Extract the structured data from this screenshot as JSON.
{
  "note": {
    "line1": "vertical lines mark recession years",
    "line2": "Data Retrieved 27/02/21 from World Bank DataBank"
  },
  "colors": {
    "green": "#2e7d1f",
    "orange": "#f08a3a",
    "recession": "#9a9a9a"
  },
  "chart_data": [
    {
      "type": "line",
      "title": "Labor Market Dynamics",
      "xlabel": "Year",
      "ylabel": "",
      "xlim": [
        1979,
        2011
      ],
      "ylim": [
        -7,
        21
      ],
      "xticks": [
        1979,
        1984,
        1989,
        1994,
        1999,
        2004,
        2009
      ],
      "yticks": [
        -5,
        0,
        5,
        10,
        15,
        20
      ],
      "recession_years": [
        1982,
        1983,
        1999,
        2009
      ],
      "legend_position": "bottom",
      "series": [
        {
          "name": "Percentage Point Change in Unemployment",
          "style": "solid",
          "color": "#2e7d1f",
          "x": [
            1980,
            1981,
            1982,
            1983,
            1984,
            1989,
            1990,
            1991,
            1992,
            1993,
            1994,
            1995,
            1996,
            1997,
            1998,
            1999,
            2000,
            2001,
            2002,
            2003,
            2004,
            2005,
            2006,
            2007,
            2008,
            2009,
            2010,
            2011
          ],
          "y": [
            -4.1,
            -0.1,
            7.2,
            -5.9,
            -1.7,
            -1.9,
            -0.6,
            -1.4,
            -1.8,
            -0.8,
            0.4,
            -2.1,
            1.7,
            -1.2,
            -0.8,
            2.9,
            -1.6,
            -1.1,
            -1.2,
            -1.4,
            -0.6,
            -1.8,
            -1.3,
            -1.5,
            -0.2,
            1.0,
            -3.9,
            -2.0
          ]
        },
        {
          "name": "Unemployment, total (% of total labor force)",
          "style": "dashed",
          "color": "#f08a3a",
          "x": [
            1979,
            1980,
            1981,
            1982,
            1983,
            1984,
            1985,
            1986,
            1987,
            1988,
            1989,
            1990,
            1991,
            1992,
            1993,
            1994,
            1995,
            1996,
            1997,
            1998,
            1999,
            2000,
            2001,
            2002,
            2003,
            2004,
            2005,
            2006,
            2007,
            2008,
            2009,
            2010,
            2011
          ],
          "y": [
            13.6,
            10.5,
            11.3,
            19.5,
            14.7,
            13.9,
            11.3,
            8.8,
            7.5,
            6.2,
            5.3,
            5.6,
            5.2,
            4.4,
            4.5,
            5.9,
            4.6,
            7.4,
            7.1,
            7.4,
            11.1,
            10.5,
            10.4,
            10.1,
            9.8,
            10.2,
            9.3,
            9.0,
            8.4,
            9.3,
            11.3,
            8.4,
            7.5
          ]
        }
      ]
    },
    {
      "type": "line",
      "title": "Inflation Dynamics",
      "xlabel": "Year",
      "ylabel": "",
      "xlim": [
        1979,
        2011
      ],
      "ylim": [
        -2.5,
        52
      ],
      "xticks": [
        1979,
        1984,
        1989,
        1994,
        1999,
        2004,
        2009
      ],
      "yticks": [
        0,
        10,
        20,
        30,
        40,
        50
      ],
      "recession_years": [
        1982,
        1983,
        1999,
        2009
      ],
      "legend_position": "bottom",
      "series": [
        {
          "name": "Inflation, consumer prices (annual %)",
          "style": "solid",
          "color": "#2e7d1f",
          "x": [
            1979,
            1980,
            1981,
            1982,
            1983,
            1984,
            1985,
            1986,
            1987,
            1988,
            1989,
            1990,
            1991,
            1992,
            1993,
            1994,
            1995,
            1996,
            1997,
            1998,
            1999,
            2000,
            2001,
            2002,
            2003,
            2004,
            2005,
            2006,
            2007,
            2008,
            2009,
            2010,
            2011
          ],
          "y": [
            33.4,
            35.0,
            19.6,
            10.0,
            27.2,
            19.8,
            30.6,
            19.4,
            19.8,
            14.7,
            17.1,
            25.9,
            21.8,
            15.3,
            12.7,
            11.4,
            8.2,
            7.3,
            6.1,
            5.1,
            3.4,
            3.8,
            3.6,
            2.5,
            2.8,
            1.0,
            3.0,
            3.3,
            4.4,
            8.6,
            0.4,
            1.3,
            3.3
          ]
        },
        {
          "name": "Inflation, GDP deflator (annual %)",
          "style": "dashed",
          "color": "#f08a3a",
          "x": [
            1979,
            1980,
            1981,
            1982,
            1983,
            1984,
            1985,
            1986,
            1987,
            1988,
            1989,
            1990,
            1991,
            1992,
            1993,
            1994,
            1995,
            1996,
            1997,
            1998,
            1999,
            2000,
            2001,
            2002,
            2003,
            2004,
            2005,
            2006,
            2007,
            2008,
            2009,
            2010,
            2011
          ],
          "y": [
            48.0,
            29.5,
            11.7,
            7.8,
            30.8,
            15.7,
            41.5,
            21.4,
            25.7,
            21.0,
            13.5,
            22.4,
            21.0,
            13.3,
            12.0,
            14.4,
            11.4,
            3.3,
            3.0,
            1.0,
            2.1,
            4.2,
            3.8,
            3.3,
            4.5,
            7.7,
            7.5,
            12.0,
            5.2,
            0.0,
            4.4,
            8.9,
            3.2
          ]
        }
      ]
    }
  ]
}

◆ ◆ ◆ ◆ ◆ ◆ ◆

■ WRITTEN TASK ■
Copy out the lines in which the string "title" appears.

■ CORRECT ANSWER ■
      "title": "Labor Market Dynamics",
      "title": "Inflation Dynamics",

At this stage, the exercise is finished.